--- INPUT ROWS ---

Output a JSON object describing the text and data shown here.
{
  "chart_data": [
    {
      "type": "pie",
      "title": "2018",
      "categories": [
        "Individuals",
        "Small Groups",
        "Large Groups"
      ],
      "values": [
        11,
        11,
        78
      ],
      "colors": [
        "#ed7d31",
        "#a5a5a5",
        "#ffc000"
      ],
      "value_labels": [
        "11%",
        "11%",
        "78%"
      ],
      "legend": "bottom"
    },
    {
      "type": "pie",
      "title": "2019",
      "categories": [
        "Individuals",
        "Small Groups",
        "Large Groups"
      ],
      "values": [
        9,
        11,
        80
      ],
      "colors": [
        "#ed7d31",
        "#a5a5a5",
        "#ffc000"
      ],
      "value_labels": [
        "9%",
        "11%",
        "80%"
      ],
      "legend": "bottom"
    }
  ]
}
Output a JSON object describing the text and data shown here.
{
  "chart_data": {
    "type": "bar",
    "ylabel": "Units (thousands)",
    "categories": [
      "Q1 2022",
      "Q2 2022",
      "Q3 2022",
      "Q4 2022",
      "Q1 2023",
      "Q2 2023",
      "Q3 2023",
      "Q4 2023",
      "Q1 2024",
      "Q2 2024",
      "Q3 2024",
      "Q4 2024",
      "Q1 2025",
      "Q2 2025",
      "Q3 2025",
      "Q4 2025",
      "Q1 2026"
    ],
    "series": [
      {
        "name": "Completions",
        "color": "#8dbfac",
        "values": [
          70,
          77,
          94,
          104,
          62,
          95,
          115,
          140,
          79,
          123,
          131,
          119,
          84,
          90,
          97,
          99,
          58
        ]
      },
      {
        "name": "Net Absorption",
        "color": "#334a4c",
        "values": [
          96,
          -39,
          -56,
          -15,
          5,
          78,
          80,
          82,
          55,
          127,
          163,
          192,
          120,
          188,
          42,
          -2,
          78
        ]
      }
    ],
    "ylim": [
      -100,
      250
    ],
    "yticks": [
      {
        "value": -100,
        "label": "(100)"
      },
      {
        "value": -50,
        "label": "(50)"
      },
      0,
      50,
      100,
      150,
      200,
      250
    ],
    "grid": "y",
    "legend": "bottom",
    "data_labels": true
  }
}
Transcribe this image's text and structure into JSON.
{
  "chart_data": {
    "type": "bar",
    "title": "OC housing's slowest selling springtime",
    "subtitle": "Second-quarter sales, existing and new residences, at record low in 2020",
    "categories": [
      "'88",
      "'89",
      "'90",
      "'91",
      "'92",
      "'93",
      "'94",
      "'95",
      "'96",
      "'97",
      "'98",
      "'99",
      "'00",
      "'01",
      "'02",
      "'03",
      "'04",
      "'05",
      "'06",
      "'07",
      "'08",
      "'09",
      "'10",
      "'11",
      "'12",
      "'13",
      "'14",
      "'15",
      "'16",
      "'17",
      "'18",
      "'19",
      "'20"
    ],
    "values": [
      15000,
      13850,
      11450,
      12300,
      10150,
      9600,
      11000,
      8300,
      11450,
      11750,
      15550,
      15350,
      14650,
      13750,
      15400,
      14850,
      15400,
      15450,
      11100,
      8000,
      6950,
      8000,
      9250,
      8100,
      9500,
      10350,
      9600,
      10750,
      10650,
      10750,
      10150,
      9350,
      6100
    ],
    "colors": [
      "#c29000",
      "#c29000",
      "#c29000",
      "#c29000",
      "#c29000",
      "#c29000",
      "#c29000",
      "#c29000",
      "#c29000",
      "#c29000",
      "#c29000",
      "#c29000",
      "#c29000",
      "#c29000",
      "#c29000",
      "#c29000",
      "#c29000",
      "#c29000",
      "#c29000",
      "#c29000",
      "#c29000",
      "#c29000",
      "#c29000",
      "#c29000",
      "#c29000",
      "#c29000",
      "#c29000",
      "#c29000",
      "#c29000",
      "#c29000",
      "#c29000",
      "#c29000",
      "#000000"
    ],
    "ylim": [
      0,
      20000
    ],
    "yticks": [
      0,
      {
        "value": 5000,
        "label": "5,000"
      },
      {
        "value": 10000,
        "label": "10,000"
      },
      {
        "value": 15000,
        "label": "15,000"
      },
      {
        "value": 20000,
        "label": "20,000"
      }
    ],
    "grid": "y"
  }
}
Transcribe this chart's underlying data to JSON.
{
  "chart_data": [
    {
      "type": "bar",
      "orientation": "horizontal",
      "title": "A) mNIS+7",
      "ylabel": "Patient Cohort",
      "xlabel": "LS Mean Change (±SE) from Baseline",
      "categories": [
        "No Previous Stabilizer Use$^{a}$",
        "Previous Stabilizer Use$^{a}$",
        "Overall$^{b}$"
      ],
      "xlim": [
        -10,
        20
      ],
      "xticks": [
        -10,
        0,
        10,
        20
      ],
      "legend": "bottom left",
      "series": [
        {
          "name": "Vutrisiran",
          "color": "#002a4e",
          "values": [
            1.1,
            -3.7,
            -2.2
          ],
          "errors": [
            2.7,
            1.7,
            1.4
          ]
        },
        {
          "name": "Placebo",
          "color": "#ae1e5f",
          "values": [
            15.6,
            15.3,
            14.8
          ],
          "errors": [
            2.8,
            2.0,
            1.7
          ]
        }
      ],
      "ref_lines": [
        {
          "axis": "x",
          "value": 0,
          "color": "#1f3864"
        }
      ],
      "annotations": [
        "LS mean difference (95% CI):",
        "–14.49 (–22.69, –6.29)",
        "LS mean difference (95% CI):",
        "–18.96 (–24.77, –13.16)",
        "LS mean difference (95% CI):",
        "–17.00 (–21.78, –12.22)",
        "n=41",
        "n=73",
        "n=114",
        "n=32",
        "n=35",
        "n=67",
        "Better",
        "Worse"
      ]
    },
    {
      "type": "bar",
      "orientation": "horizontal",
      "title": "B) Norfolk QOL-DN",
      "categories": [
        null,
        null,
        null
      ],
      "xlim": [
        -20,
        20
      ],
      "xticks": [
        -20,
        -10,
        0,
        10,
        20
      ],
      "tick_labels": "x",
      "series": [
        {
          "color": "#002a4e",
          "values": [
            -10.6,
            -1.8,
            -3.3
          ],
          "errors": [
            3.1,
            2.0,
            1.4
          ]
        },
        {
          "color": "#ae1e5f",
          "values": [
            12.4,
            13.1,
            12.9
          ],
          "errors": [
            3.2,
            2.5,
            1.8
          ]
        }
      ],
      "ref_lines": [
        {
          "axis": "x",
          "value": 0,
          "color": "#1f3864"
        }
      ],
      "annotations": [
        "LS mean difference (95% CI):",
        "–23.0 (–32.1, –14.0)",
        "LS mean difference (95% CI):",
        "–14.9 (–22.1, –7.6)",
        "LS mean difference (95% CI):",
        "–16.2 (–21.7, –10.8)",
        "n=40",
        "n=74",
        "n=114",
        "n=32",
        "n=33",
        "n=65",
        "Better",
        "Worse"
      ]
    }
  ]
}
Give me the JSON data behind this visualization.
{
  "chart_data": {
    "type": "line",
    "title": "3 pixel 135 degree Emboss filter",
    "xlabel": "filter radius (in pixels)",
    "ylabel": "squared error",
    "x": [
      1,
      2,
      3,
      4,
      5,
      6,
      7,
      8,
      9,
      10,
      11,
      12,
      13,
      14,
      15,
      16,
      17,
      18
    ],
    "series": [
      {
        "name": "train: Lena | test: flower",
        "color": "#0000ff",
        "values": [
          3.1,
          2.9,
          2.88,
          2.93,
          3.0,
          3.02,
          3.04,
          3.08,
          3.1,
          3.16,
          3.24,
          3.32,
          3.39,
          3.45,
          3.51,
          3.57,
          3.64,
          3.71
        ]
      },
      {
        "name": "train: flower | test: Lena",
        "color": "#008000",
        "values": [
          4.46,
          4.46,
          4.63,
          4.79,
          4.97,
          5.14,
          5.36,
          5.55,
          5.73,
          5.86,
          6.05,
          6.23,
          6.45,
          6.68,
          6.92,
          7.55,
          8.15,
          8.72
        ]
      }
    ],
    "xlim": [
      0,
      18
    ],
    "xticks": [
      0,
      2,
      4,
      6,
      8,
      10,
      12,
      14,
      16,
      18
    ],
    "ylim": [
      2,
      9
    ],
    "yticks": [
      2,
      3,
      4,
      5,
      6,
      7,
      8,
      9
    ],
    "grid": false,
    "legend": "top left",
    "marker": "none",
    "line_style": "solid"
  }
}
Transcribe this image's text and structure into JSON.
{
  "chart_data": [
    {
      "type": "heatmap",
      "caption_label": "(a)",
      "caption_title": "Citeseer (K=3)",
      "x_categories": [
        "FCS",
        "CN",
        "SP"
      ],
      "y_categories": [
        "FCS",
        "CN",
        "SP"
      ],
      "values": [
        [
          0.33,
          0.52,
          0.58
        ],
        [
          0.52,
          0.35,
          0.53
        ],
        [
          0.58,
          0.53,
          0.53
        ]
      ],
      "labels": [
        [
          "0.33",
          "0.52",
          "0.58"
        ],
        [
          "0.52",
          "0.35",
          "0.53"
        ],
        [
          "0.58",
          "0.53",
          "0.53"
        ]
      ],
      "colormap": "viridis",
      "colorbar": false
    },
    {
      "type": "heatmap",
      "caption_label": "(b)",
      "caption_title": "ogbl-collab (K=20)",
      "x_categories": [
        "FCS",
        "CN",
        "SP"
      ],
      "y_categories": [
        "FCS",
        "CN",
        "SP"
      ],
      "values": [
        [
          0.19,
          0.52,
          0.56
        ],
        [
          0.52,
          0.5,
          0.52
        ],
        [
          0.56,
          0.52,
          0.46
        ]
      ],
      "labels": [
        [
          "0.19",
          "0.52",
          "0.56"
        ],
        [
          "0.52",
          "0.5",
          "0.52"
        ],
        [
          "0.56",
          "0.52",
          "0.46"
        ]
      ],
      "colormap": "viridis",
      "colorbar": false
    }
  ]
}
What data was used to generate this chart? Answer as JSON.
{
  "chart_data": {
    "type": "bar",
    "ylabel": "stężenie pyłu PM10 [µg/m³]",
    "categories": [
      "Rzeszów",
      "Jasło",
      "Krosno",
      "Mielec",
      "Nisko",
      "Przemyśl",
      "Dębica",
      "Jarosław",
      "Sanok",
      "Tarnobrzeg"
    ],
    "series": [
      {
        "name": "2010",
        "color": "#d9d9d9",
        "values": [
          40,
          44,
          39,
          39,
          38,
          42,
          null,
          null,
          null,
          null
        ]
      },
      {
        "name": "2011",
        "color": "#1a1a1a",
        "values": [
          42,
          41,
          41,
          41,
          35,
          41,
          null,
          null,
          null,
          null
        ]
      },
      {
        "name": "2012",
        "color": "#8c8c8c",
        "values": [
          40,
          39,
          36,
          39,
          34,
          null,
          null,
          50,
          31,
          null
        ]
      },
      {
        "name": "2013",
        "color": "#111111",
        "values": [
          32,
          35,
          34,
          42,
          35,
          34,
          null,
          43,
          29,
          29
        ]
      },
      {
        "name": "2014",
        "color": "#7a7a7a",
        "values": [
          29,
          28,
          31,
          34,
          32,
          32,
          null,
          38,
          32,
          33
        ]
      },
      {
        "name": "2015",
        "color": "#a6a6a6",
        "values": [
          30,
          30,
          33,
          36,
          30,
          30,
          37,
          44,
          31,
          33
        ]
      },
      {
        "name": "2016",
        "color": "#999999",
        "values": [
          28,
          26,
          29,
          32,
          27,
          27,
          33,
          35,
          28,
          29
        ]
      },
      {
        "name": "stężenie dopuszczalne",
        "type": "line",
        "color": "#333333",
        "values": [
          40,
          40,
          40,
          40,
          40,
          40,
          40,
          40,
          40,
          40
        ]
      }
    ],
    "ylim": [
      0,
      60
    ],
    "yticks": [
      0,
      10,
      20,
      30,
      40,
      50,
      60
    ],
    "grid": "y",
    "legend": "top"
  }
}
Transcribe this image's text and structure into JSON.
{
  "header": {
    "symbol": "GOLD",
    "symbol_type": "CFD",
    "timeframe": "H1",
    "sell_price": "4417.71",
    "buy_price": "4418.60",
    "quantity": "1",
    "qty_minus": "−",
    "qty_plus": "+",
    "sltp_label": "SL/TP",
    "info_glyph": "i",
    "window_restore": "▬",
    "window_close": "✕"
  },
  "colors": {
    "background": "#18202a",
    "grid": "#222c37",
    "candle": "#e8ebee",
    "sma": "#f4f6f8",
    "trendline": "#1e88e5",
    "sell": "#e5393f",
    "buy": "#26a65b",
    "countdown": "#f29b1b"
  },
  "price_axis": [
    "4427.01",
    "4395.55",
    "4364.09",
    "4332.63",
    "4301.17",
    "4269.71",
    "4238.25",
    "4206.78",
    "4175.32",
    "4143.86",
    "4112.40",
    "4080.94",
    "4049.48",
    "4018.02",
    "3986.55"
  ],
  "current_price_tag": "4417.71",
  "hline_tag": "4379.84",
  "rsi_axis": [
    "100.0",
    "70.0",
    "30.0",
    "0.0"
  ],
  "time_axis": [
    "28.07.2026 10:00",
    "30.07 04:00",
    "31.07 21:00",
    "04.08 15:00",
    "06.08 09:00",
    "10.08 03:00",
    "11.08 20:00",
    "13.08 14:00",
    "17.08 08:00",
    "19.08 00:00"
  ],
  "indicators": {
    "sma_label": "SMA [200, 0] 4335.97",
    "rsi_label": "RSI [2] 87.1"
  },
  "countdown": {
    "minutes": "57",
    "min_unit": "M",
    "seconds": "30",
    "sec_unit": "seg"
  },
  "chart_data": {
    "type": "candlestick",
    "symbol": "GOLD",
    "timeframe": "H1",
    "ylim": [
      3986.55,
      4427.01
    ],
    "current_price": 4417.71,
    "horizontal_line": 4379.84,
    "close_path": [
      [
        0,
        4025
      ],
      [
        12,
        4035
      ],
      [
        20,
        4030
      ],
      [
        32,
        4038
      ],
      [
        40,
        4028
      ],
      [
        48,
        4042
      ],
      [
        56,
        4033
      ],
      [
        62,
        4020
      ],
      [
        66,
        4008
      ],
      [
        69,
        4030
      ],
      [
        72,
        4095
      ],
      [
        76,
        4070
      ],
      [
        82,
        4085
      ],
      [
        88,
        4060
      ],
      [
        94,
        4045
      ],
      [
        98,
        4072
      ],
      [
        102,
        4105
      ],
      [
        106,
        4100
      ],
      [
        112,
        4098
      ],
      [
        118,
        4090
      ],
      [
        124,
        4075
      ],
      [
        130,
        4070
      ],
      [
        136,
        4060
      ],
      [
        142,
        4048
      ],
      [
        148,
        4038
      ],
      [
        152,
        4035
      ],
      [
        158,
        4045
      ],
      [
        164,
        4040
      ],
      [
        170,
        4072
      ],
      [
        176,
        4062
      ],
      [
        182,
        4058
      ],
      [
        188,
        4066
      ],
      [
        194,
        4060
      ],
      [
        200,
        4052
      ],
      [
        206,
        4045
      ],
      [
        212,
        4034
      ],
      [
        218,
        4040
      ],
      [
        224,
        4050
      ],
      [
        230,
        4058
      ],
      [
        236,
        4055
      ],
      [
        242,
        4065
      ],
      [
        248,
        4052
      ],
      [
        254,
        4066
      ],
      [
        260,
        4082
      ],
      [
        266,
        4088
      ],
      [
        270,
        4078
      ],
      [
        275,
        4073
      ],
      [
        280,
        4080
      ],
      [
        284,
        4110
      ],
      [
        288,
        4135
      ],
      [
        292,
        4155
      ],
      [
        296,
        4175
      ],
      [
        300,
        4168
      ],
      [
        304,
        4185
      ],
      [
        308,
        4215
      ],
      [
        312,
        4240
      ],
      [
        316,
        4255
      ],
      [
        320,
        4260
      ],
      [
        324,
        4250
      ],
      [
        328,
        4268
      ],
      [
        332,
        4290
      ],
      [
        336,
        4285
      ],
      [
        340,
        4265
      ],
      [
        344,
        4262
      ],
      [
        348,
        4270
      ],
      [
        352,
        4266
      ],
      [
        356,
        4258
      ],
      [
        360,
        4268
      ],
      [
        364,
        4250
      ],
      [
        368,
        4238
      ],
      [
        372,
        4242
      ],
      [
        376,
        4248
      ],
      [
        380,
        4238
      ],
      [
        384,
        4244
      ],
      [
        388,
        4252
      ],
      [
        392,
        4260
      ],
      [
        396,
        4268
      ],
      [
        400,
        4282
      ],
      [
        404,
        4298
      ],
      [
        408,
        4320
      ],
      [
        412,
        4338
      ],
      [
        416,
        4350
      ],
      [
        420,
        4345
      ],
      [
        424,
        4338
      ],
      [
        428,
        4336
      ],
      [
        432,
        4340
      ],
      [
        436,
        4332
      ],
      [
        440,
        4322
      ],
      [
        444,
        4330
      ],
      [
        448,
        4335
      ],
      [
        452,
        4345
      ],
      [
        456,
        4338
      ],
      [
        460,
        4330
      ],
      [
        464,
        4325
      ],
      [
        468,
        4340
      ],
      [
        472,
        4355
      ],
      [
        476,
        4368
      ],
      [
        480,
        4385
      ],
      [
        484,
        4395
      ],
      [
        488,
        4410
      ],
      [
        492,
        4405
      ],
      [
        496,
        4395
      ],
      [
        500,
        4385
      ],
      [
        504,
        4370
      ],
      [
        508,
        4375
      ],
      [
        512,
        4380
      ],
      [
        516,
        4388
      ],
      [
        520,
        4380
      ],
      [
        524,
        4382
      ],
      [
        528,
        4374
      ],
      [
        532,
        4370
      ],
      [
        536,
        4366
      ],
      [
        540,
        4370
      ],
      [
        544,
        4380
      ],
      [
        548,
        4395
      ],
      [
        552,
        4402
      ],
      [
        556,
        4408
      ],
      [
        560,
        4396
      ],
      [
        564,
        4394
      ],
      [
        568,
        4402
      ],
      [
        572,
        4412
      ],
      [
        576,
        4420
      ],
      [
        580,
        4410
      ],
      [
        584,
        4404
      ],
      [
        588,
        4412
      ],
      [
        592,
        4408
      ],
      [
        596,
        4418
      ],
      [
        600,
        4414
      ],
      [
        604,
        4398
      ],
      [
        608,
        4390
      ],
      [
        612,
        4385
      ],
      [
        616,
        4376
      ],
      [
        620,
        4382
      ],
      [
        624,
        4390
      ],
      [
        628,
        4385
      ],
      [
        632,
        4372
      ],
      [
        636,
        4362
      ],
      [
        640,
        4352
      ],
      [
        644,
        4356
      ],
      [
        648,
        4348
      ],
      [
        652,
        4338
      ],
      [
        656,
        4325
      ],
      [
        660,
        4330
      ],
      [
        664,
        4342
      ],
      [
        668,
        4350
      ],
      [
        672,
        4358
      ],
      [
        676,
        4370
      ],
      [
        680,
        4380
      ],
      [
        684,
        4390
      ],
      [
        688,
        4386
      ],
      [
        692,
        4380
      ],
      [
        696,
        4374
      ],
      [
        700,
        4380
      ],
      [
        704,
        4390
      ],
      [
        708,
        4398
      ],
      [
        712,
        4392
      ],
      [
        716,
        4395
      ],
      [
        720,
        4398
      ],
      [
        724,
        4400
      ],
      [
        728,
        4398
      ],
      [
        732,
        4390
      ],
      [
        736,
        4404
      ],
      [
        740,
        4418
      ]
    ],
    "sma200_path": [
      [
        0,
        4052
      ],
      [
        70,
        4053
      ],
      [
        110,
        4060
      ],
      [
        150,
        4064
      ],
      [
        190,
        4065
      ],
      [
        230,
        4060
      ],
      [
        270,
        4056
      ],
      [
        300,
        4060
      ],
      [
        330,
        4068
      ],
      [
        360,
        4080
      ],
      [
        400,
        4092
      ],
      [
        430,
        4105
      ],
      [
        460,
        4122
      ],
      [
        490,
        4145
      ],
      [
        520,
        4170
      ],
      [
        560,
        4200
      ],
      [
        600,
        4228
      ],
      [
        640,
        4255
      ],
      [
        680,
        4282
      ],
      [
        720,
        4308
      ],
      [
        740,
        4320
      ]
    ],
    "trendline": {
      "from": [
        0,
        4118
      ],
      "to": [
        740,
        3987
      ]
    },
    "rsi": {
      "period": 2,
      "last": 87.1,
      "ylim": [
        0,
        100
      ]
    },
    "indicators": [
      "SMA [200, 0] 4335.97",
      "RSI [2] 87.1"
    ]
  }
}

--- EXERCISE INSTRUCTIONS ---
Show each line holding the word "flower".

--- RESPONSE ---
        "name": "train: Lena | test: flower",
        "name": "train: flower | test: Lena",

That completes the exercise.